> [Entries supplied]:
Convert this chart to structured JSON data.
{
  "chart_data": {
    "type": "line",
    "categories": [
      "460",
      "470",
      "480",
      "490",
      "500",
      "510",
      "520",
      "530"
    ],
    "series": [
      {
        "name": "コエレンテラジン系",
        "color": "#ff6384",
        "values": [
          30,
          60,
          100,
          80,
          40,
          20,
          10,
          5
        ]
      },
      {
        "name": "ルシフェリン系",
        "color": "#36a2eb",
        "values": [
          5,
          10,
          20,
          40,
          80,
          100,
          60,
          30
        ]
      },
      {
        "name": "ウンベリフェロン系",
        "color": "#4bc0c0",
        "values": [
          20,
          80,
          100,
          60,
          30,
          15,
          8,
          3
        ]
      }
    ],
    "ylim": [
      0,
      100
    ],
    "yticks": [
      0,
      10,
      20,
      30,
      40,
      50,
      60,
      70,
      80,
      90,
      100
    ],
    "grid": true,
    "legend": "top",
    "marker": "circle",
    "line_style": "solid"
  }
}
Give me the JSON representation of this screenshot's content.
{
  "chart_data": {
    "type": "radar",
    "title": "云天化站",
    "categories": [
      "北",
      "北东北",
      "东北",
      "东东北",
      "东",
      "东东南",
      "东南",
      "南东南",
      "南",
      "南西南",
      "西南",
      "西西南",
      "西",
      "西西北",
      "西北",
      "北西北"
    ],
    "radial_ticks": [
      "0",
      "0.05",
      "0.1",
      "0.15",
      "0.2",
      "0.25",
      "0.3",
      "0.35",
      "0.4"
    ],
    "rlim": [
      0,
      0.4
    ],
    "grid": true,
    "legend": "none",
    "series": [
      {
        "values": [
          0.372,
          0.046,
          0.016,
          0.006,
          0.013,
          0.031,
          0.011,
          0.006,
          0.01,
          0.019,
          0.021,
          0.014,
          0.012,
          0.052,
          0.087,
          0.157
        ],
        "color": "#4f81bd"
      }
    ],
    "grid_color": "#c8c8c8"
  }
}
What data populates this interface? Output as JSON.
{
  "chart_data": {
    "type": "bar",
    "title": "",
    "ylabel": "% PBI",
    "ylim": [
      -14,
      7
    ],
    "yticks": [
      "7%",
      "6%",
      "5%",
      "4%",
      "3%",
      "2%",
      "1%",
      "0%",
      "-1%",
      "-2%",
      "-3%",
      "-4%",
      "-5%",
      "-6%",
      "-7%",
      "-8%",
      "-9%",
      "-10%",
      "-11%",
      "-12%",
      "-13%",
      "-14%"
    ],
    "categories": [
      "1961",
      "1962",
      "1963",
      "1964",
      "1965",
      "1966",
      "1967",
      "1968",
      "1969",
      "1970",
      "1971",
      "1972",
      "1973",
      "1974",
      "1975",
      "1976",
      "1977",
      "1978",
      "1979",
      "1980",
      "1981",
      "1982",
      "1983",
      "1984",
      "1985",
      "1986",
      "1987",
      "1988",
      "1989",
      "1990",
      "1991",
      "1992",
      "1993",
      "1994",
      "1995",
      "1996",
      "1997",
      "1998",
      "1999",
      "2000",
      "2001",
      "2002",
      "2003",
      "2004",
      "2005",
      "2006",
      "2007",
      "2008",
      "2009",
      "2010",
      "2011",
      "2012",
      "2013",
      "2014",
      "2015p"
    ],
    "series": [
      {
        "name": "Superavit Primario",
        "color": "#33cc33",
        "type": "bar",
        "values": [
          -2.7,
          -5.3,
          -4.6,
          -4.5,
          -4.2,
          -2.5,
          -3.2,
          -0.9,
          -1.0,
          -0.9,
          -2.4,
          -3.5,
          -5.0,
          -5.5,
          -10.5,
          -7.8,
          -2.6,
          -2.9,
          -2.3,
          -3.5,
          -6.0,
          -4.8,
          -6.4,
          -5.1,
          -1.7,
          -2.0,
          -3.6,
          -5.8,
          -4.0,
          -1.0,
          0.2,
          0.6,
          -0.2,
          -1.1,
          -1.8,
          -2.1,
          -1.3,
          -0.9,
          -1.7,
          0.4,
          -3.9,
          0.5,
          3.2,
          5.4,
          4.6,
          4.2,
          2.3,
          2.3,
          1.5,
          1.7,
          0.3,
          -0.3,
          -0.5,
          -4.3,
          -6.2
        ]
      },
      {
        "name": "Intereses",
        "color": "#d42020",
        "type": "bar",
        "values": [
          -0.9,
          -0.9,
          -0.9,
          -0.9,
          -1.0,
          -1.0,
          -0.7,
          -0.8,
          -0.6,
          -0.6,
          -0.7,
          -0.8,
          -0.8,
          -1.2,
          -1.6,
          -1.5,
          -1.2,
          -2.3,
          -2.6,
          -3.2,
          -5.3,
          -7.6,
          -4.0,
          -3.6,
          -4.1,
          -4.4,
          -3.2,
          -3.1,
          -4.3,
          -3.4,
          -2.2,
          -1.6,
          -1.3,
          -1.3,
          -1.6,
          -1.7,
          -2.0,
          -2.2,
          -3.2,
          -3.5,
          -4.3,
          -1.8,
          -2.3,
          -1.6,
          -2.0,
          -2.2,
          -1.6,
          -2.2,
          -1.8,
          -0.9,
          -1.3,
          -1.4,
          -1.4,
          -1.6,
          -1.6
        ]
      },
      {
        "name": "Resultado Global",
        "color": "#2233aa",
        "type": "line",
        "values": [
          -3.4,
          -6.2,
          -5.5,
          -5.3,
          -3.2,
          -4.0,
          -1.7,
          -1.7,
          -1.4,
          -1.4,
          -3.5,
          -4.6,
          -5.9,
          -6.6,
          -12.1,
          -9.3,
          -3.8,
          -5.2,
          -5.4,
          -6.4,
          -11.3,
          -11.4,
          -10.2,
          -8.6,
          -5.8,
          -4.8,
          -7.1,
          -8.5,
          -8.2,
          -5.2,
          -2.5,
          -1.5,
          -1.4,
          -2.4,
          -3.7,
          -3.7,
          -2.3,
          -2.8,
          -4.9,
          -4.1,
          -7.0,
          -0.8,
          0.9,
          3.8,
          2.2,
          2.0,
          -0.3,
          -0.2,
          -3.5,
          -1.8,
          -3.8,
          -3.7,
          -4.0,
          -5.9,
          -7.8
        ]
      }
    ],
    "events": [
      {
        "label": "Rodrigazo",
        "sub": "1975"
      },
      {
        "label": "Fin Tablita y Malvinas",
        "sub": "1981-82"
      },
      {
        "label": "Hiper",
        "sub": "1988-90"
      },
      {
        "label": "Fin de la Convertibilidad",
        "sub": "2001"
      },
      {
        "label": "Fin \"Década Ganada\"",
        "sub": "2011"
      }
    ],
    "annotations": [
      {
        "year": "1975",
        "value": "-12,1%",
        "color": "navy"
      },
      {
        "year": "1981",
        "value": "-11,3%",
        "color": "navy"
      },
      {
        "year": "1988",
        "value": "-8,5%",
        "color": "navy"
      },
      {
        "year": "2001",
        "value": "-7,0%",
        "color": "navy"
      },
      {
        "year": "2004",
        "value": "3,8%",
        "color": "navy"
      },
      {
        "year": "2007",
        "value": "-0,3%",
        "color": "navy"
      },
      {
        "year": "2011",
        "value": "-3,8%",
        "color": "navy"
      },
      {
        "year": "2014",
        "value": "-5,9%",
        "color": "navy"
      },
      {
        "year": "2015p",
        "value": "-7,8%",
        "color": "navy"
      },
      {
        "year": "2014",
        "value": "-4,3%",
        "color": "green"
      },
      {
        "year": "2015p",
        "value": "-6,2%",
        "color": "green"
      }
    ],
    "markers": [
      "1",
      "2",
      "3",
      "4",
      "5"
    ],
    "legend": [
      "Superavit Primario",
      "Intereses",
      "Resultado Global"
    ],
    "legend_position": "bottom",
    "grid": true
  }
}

> [Given exercise]:
Output all of the data again, exactly.

> [Task output]:
Convert this chart to structured JSON data.
{
  "chart_data": {
    "type": "line",
    "categories": [
      "460",
      "470",
      "480",
      "490",
      "500",
      "510",
      "520",
      "530"
    ],
    "series": [
      {
        "name": "コエレンテラジン系",
        "color": "#ff6384",
        "values": [
          30,
          60,
          100,
          80,
          40,
          20,
          10,
          5
        ]
      },
      {
        "name": "ルシフェリン系",
        "color": "#36a2eb",
        "values": [
          5,
          10,
          20,
          40,
          80,
          100,
          60,
          30
        ]
      },
      {
        "name": "ウンベリフェロン系",
        "color": "#4bc0c0",
        "values": [
          20,
          80,
          100,
          60,
          30,
          15,
          8,
          3
        ]
      }
    ],
    "ylim": [
      0,
      100
    ],
    "yticks": [
      0,
      10,
      20,
      30,
      40,
      50,
      60,
      70,
      80,
      90,
      100
    ],
    "grid": true,
    "legend": "top",
    "marker": "circle",
    "line_style": "solid"
  }
}
Give me the JSON representation of this screenshot's content.
{
  "chart_data": {
    "type": "radar",
    "title": "云天化站",
    "categories": [
      "北",
      "北东北",
      "东北",
      "东东北",
      "东",
      "东东南",
      "东南",
      "南东南",
      "南",
      "南西南",
      "西南",
      "西西南",
      "西",
      "西西北",
      "西北",
      "北西北"
    ],
    "radial_ticks": [
      "0",
      "0.05",
      "0.1",
      "0.15",
      "0.2",
      "0.25",
      "0.3",
      "0.35",
      "0.4"
    ],
    "rlim": [
      0,
      0.4
    ],
    "grid": true,
    "legend": "none",
    "series": [
      {
        "values": [
          0.372,
          0.046,
          0.016,
          0.006,
          0.013,
          0.031,
          0.011,
          0.006,
          0.01,
          0.019,
          0.021,
          0.014,
          0.012,
          0.052,
          0.087,
          0.157
        ],
        "color": "#4f81bd"
      }
    ],
    "grid_color": "#c8c8c8"
  }
}
What data populates this interface? Output as JSON.
{
  "chart_data": {
    "type": "bar",
    "title": "",
    "ylabel": "% PBI",
    "ylim": [
      -14,
      7
    ],
    "yticks": [
      "7%",
      "6%",
      "5%",
      "4%",
      "3%",
      "2%",
      "1%",
      "0%",
      "-1%",
      "-2%",
      "-3%",
      "-4%",
      "-5%",
      "-6%",
      "-7%",
      "-8%",
      "-9%",
      "-10%",
      "-11%",
      "-12%",
      "-13%",
      "-14%"
    ],
    "categories": [
      "1961",
      "1962",
      "1963",
      "1964",
      "1965",
      "1966",
      "1967",
      "1968",
      "1969",
      "1970",
      "1971",
      "1972",
      "1973",
      "1974",
      "1975",
      "1976",
      "1977",
      "1978",
      "1979",
      "1980",
      "1981",
      "1982",
      "1983",
      "1984",
      "1985",
      "1986",
      "1987",
      "1988",
      "1989",
      "1990",
      "1991",
      "1992",
      "1993",
      "1994",
      "1995",
      "1996",
      "1997",
      "1998",
      "1999",
      "2000",
      "2001",
      "2002",
      "2003",
      "2004",
      "2005",
      "2006",
      "2007",
      "2008",
      "2009",
      "2010",
      "2011",
      "2012",
      "2013",
      "2014",
      "2015p"
    ],
    "series": [
      {
        "name": "Superavit Primario",
        "color": "#33cc33",
        "type": "bar",
        "values": [
          -2.7,
          -5.3,
          -4.6,
          -4.5,
          -4.2,
          -2.5,
          -3.2,
          -0.9,
          -1.0,
          -0.9,
          -2.4,
          -3.5,
          -5.0,
          -5.5,
          -10.5,
          -7.8,
          -2.6,
          -2.9,
          -2.3,
          -3.5,
          -6.0,
          -4.8,
          -6.4,
          -5.1,
          -1.7,
          -2.0,
          -3.6,
          -5.8,
          -4.0,
          -1.0,
          0.2,
          0.6,
          -0.2,
          -1.1,
          -1.8,
          -2.1,
          -1.3,
          -0.9,
          -1.7,
          0.4,
          -3.9,
          0.5,
          3.2,
          5.4,
          4.6,
          4.2,
          2.3,
          2.3,
          1.5,
          1.7,
          0.3,
          -0.3,
          -0.5,
          -4.3,
          -6.2
        ]
      },
      {
        "name": "Intereses",
        "color": "#d42020",
        "type": "bar",
        "values": [
          -0.9,
          -0.9,
          -0.9,
          -0.9,
          -1.0,
          -1.0,
          -0.7,
          -0.8,
          -0.6,
          -0.6,
          -0.7,
          -0.8,
          -0.8,
          -1.2,
          -1.6,
          -1.5,
          -1.2,
          -2.3,
          -2.6,
          -3.2,
          -5.3,
          -7.6,
          -4.0,
          -3.6,
          -4.1,
          -4.4,
          -3.2,
          -3.1,
          -4.3,
          -3.4,
          -2.2,
          -1.6,
          -1.3,
          -1.3,
          -1.6,
          -1.7,
          -2.0,
          -2.2,
          -3.2,
          -3.5,
          -4.3,
          -1.8,
          -2.3,
          -1.6,
          -2.0,
          -2.2,
          -1.6,
          -2.2,
          -1.8,
          -0.9,
          -1.3,
          -1.4,
          -1.4,
          -1.6,
          -1.6
        ]
      },
      {
        "name": "Resultado Global",
        "color": "#2233aa",
        "type": "line",
        "values": [
          -3.4,
          -6.2,
          -5.5,
          -5.3,
          -3.2,
          -4.0,
          -1.7,
          -1.7,
          -1.4,
          -1.4,
          -3.5,
          -4.6,
          -5.9,
          -6.6,
          -12.1,
          -9.3,
          -3.8,
          -5.2,
          -5.4,
          -6.4,
          -11.3,
          -11.4,
          -10.2,
          -8.6,
          -5.8,
          -4.8,
          -7.1,
          -8.5,
          -8.2,
          -5.2,
          -2.5,
          -1.5,
          -1.4,
          -2.4,
          -3.7,
          -3.7,
          -2.3,
          -2.8,
          -4.9,
          -4.1,
          -7.0,
          -0.8,
          0.9,
          3.8,
          2.2,
          2.0,
          -0.3,
          -0.2,
          -3.5,
          -1.8,
          -3.8,
          -3.7,
          -4.0,
          -5.9,
          -7.8
        ]
      }
    ],
    "events": [
      {
        "label": "Rodrigazo",
        "sub": "1975"
      },
      {
        "label": "Fin Tablita y Malvinas",
        "sub": "1981-82"
      },
      {
        "label": "Hiper",
        "sub": "1988-90"
      },
      {
        "label": "Fin de la Convertibilidad",
        "sub": "2001"
      },
      {
        "label": "Fin \"Década Ganada\"",
        "sub": "2011"
      }
    ],
    "annotations": [
      {
        "year": "1975",
        "value": "-12,1%",
        "color": "navy"
      },
      {
        "year": "1981",
        "value": "-11,3%",
        "color": "navy"
      },
      {
        "year": "1988",
        "value": "-8,5%",
        "color": "navy"
      },
      {
        "year": "2001",
        "value": "-7,0%",
        "color": "navy"
      },
      {
        "year": "2004",
        "value": "3,8%",
        "color": "navy"
      },
      {
        "year": "2007",
        "value": "-0,3%",
        "color": "navy"
      },
      {
        "year": "2011",
        "value": "-3,8%",
        "color": "navy"
      },
      {
        "year": "2014",
        "value": "-5,9%",
        "color": "navy"
      },
      {
        "year": "2015p",
        "value": "-7,8%",
        "color": "navy"
      },
      {
        "year": "2014",
        "value": "-4,3%",
        "color": "green"
      },
      {
        "year": "2015p",
        "value": "-6,2%",
        "color": "green"
      }
    ],
    "markers": [
      "1",
      "2",
      "3",
      "4",
      "5"
    ],
    "legend": [
      "Superavit Primario",
      "Intereses",
      "Resultado Global"
    ],
    "legend_position": "bottom",
    "grid": true
  }
}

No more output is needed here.